SELECTED EXTRACT:
La violence à l’épreuve de la littérature : Rencontre avec Mustapha Benfodil (Algérie) et Samir Sassi (Tunisie)

Legacies of violence leave visible and invisible traces on societies, prompting questions about their political trajectories, their effects, the sense of justice and peace, and associated creative expressions. Literature is one of the privileged domains that explores these questions. Whether fiction or non-fiction, literature addressing violence is a powerful means of expression which can reflect and link individual and shared experiences, influence and be influenced by public debates, as well as contribute to an evolving understanding of the role of public and cultural memory in dealing with the legacy of violence.

Both Algeria and Tunisia deal with legacies of violence. The literary work in Algeria and Tunisia forms part of a continued negotiation, elaboration, identification and recognition in dealing with past violence that flows over into the present in the two countries.

(Bounding box annotations)
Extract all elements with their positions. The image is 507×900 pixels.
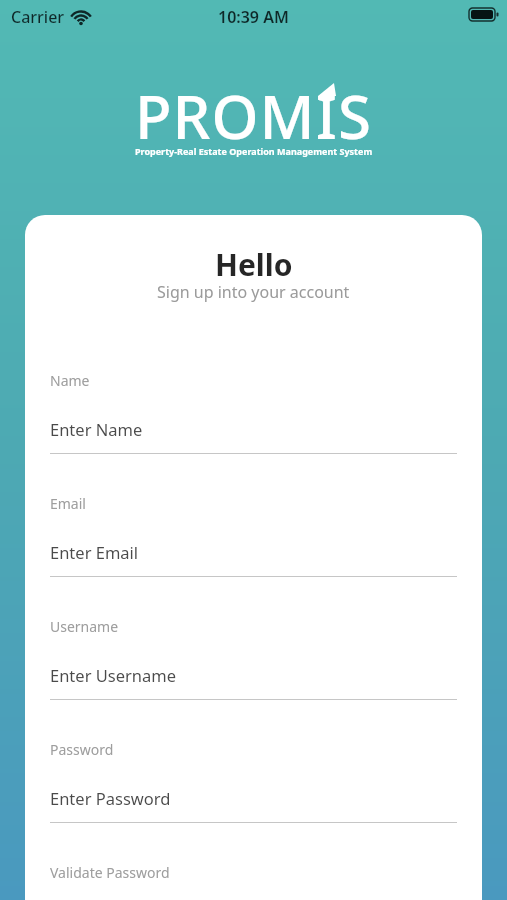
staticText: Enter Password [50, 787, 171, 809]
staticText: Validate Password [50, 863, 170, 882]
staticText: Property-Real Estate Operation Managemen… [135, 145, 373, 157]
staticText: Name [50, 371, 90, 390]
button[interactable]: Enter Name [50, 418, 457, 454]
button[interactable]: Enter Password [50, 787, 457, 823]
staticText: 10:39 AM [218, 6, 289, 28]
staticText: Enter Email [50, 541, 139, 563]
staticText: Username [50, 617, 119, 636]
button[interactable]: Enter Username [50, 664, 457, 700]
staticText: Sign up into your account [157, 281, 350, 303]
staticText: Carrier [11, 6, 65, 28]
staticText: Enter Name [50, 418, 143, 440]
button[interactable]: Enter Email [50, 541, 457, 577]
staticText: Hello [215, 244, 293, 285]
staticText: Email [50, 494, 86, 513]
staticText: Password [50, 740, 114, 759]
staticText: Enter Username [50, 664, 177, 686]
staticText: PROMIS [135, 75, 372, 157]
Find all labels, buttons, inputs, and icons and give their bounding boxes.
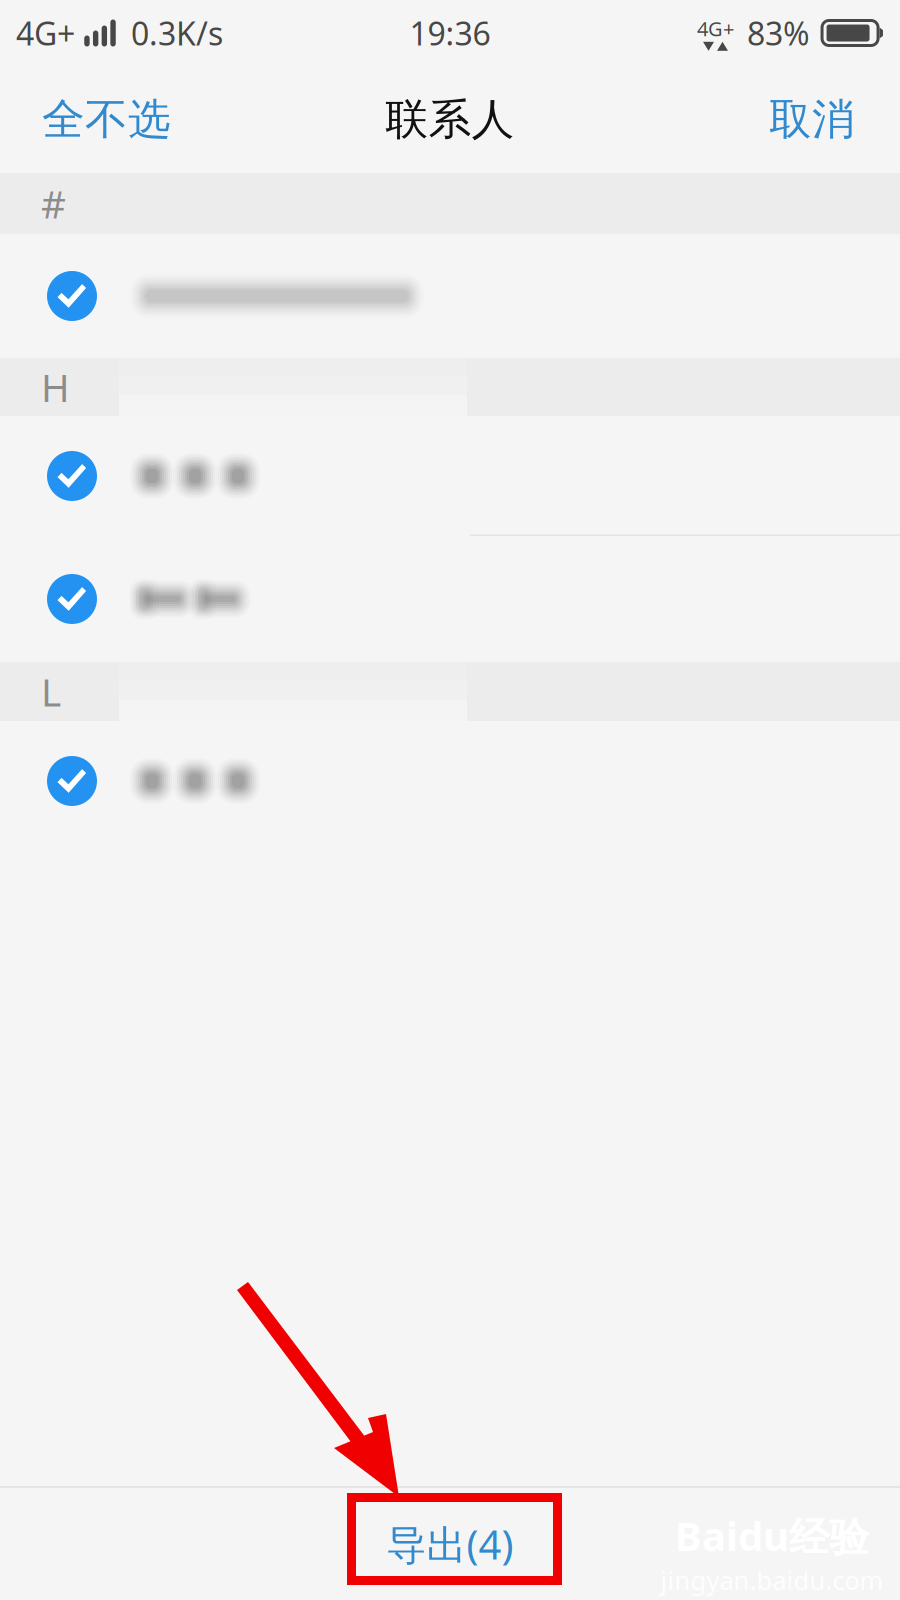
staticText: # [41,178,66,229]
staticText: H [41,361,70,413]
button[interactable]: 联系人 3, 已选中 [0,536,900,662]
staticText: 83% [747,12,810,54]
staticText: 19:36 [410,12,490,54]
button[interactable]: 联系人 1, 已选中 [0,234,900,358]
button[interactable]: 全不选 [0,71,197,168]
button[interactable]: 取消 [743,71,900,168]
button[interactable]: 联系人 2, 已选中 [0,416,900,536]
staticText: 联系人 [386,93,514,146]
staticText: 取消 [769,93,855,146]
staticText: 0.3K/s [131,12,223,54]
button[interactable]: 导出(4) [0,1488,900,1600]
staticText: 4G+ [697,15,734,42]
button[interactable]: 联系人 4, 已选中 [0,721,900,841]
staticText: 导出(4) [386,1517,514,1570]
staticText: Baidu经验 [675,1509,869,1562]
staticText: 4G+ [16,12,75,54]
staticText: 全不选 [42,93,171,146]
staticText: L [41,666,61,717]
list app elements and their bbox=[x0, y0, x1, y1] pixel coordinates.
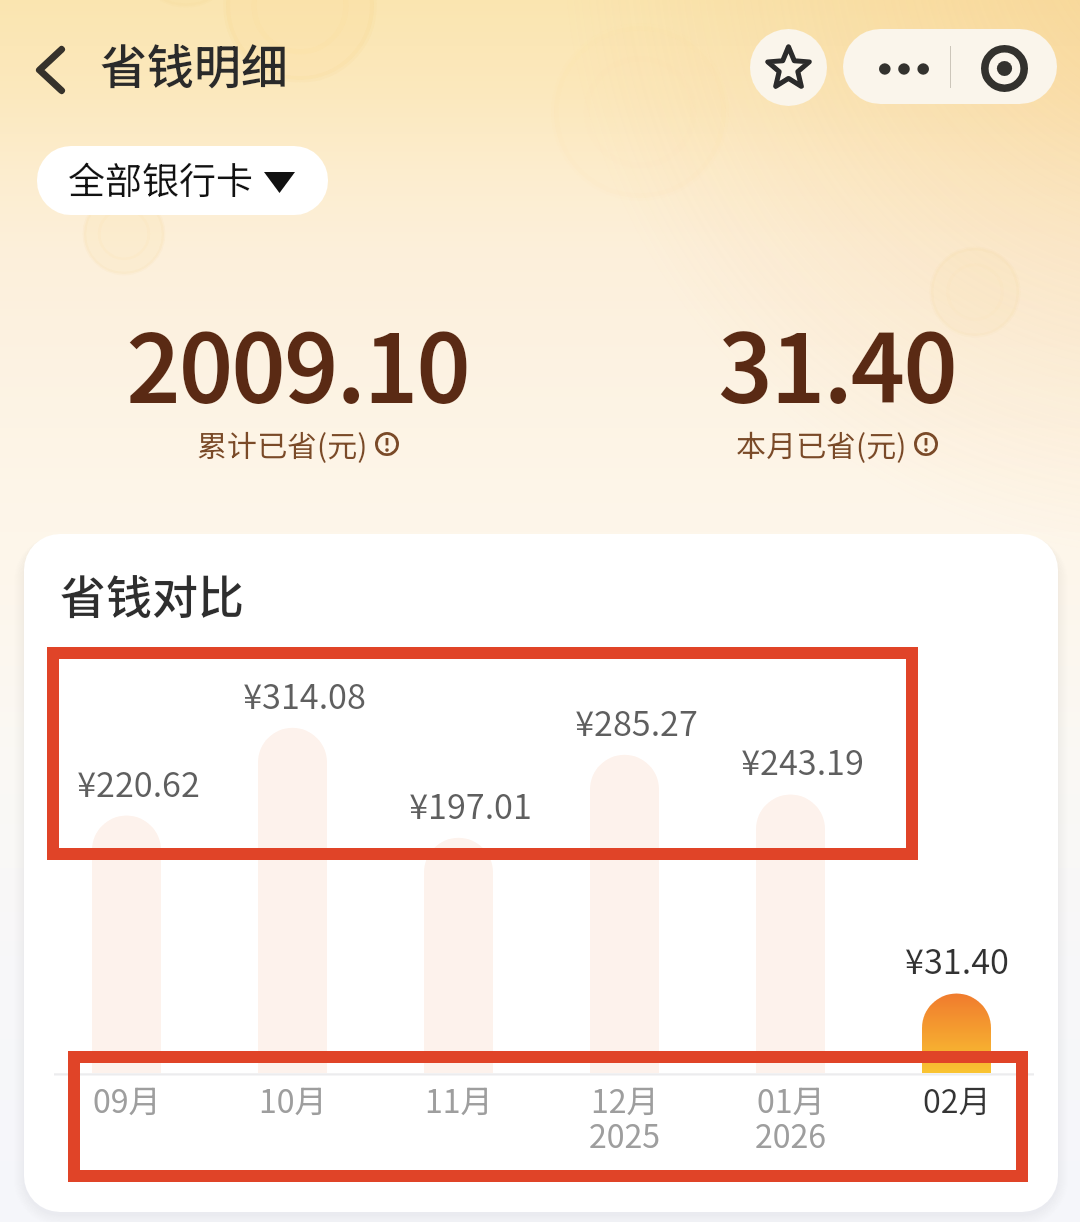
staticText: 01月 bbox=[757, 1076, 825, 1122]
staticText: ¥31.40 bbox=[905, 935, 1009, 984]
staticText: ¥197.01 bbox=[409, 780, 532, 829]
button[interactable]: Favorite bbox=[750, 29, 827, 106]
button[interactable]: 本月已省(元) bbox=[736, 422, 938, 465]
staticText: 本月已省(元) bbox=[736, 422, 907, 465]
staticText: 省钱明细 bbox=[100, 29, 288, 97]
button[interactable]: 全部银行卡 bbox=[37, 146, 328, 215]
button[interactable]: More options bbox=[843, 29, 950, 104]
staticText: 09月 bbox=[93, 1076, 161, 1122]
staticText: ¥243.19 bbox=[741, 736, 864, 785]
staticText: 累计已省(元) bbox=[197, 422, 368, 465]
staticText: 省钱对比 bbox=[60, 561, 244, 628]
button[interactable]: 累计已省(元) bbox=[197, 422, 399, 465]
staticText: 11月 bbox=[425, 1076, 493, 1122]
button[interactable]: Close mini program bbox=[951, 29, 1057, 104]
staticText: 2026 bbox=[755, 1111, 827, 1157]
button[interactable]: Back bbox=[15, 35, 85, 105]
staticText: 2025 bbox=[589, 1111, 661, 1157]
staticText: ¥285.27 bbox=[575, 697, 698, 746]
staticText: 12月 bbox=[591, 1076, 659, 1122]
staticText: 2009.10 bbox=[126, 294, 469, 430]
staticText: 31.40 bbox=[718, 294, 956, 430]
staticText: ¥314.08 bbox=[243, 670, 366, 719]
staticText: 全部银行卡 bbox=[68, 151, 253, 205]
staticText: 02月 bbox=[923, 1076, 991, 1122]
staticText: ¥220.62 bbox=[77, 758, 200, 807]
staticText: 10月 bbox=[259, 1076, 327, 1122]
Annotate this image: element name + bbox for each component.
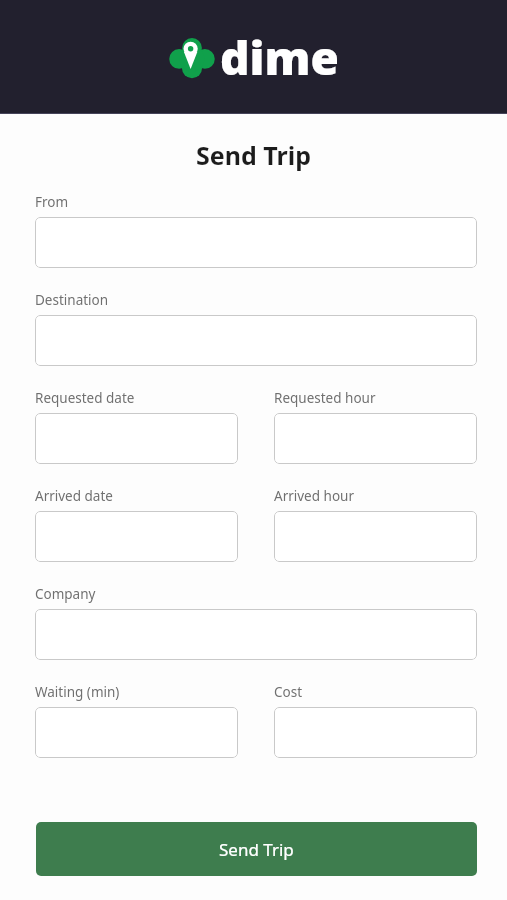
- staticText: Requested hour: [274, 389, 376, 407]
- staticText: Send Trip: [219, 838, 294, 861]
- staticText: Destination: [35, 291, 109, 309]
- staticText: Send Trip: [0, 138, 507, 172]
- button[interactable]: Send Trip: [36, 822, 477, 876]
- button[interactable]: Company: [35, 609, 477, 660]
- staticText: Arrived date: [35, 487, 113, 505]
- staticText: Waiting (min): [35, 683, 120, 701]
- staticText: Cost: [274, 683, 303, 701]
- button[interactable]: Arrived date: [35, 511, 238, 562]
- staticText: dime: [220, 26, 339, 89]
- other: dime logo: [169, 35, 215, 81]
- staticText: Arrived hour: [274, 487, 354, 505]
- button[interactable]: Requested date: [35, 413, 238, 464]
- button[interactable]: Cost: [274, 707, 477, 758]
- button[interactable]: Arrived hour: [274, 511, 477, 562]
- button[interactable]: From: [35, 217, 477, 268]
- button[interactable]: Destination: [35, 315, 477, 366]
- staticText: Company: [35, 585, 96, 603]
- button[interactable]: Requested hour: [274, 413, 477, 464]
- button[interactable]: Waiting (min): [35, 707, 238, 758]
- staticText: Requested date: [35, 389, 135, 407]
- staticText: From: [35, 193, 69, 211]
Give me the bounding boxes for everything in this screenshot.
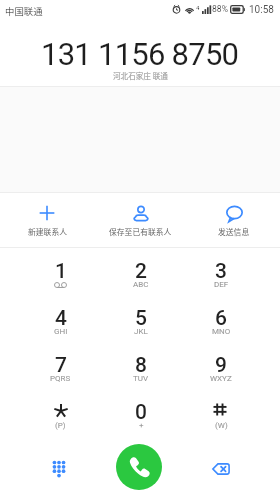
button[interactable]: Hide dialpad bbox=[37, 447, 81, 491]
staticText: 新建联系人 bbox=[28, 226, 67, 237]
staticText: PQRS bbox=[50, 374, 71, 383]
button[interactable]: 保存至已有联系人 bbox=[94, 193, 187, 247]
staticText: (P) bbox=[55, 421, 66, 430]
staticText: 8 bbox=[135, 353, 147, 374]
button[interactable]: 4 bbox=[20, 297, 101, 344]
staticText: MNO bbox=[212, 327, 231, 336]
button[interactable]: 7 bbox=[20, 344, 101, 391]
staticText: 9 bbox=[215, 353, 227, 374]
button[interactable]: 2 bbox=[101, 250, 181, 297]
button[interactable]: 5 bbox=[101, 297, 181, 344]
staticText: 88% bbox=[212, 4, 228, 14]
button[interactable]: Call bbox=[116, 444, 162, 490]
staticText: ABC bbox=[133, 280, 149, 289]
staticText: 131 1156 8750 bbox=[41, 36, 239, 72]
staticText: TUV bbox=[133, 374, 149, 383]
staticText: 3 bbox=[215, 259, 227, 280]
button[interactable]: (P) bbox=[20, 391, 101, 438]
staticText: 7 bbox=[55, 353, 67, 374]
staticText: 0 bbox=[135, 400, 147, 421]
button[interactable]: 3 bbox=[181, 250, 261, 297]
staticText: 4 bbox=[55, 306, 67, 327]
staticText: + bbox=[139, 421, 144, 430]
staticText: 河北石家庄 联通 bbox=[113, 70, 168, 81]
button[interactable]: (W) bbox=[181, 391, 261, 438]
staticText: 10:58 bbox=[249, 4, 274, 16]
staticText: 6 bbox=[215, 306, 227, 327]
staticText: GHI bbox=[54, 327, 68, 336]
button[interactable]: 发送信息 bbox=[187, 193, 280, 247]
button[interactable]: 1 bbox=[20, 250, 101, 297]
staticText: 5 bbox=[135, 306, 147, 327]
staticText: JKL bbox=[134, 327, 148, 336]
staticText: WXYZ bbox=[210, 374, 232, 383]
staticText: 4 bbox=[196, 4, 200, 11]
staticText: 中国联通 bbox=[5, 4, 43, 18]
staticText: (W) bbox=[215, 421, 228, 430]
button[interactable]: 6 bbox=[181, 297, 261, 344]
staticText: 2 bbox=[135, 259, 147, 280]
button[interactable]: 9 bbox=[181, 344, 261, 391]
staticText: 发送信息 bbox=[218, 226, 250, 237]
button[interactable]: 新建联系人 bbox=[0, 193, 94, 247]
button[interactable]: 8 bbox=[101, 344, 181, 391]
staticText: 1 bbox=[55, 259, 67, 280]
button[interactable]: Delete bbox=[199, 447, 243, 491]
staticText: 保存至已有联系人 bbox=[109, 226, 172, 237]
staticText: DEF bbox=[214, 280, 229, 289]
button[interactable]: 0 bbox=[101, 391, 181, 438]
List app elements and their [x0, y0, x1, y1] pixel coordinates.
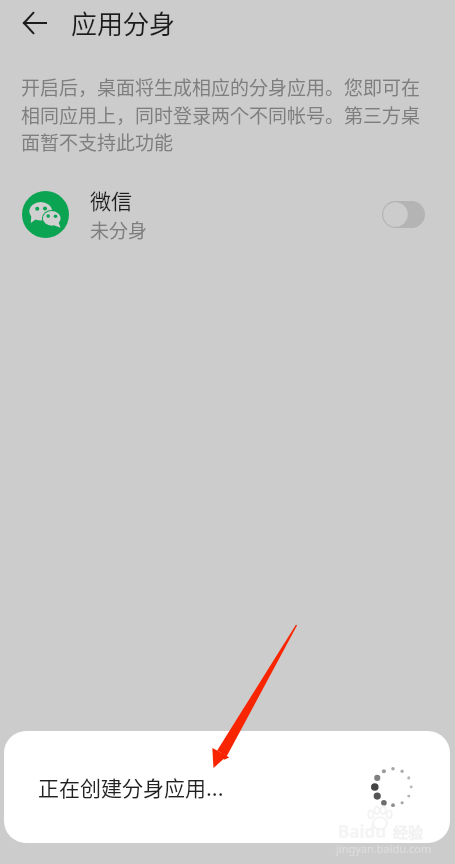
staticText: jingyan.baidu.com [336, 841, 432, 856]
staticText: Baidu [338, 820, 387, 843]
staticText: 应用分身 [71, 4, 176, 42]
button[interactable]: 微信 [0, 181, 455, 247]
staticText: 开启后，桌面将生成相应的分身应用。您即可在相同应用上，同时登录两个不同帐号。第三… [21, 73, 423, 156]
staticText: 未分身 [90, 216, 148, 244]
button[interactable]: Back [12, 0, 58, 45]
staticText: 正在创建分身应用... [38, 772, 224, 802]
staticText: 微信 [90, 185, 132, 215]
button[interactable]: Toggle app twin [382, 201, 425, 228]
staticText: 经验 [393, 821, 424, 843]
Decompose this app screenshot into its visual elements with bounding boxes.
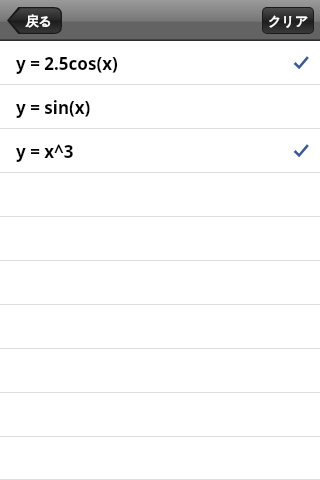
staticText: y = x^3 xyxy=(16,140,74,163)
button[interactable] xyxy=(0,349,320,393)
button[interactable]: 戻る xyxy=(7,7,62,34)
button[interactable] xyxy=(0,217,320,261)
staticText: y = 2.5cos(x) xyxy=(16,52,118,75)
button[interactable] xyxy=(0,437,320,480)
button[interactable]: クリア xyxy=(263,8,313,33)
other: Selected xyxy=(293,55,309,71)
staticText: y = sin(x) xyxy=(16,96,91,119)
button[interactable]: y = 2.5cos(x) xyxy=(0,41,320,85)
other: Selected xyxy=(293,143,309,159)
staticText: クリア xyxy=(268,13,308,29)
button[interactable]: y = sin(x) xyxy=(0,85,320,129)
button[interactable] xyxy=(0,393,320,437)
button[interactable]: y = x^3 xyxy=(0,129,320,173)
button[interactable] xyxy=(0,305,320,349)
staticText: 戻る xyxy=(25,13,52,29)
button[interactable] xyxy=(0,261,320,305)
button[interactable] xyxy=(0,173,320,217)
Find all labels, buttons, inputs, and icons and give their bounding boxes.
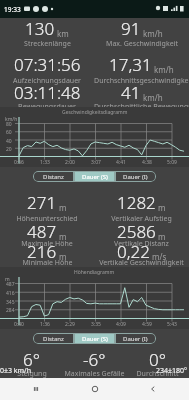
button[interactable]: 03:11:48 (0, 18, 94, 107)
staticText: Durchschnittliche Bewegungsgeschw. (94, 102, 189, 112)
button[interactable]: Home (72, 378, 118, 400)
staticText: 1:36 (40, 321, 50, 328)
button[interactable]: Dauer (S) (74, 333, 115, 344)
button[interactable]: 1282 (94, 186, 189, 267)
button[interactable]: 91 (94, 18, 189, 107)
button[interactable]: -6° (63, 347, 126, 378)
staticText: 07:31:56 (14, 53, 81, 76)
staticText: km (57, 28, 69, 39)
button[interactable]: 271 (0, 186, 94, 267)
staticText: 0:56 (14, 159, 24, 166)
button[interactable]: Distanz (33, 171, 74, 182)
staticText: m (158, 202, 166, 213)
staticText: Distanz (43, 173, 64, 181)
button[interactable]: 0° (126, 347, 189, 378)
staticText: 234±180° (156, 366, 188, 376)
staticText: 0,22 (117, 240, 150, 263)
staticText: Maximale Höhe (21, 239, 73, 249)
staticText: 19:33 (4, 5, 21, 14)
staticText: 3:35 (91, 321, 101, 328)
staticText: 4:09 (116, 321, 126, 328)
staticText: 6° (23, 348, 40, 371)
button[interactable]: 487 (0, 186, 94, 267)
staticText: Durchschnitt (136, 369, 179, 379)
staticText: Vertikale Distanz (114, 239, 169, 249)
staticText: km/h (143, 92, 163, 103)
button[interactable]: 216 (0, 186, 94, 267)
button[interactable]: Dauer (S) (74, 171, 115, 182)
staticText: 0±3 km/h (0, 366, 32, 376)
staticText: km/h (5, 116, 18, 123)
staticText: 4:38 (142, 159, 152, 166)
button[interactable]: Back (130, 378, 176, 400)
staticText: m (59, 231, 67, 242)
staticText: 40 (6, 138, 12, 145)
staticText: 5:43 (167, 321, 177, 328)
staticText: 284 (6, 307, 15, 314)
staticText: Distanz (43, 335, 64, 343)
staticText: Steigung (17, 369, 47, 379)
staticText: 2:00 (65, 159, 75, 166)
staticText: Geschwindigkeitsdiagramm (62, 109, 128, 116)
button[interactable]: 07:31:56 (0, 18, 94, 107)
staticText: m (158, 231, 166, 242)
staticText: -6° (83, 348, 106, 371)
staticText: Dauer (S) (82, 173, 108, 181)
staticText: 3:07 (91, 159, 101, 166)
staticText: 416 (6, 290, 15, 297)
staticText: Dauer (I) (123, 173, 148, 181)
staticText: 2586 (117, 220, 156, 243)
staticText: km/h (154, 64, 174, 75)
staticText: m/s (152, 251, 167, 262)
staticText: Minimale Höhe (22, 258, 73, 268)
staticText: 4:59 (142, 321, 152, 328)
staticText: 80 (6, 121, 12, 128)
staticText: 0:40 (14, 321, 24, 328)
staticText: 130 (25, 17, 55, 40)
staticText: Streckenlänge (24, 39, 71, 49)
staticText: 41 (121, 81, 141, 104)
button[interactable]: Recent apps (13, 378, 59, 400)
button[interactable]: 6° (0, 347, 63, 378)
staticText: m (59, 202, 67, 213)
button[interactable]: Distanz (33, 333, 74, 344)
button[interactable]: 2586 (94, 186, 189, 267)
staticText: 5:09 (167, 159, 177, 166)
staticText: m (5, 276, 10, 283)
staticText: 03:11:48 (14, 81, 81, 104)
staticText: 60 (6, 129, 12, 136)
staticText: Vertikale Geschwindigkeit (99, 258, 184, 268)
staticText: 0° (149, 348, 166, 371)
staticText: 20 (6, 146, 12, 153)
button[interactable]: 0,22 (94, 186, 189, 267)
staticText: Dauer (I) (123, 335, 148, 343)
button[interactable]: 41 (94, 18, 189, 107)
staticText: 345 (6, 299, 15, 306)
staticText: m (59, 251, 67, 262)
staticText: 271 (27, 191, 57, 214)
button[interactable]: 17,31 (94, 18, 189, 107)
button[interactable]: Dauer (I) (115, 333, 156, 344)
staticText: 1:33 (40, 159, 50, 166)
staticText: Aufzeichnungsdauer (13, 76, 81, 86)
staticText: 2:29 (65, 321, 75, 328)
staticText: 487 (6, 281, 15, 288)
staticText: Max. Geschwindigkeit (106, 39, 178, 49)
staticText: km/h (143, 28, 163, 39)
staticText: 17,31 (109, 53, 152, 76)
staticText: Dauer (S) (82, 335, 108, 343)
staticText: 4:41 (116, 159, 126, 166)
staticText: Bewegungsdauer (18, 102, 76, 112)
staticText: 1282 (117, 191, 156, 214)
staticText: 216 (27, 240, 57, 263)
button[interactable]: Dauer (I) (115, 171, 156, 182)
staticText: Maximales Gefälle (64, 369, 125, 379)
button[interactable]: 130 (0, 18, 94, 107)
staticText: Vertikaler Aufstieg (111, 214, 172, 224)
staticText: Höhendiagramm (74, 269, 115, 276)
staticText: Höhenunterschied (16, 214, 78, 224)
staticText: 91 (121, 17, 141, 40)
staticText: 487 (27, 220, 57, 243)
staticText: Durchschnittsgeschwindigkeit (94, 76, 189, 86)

SHORT PROBLEM:
Write the next part of the text on literature and the legacies of violence in Algeria and Tunisia, starting right after its final sentence.

TASK RESPONSE:
During this Rencontre Ibn Khaldoun, Professor Ratiba Hadj-Moussa will discuss with Algerian writer Mustapha Benfodil and Tunisian writer Samir Sassi their works and their treatment of the civil war (Algeria) and authoritarian violence (Tunisia), the impacts of the those on their personal and artistic experiences, as well as the relationships of their works with public debates in their respective countries or more broadly.

Details:

Date: Thursday, September 15, 2022, 14:00-17:00 (Tunis time)

Venue: “Soufia El Golli” Hall, Tunisian Cinematheque, City of Culture, Tunis

Presenter:

Mustapha Benfodil is an Algerian writer born in 1968. He studied mathematics and journalism in Algiers. A protean author, his writing includes novels, theatre and poetry. Benfodil has published four novels, all of which were published by Barzakh in Algiers and partly republished in France: Zarta (Le déserteur, 2000); Les Bavardages du Seul (2003); Archéologie du chaos [amoureux] (2007; Al Dante, 2012), Body Writing. Vie et Mort de Karim Fatimi, écrivain (2018; Macula, 2019, under the title Alger, journal intense). Mustapha Benfodil is also the author of a dozen plays and a collection of poetry: Cocktail Kafkaïne [**Black poetry**] (Bristol, Hesterglock Press, 2018). In 2020, he received the Mohammed Dib Prize for his novel “Body Writing”.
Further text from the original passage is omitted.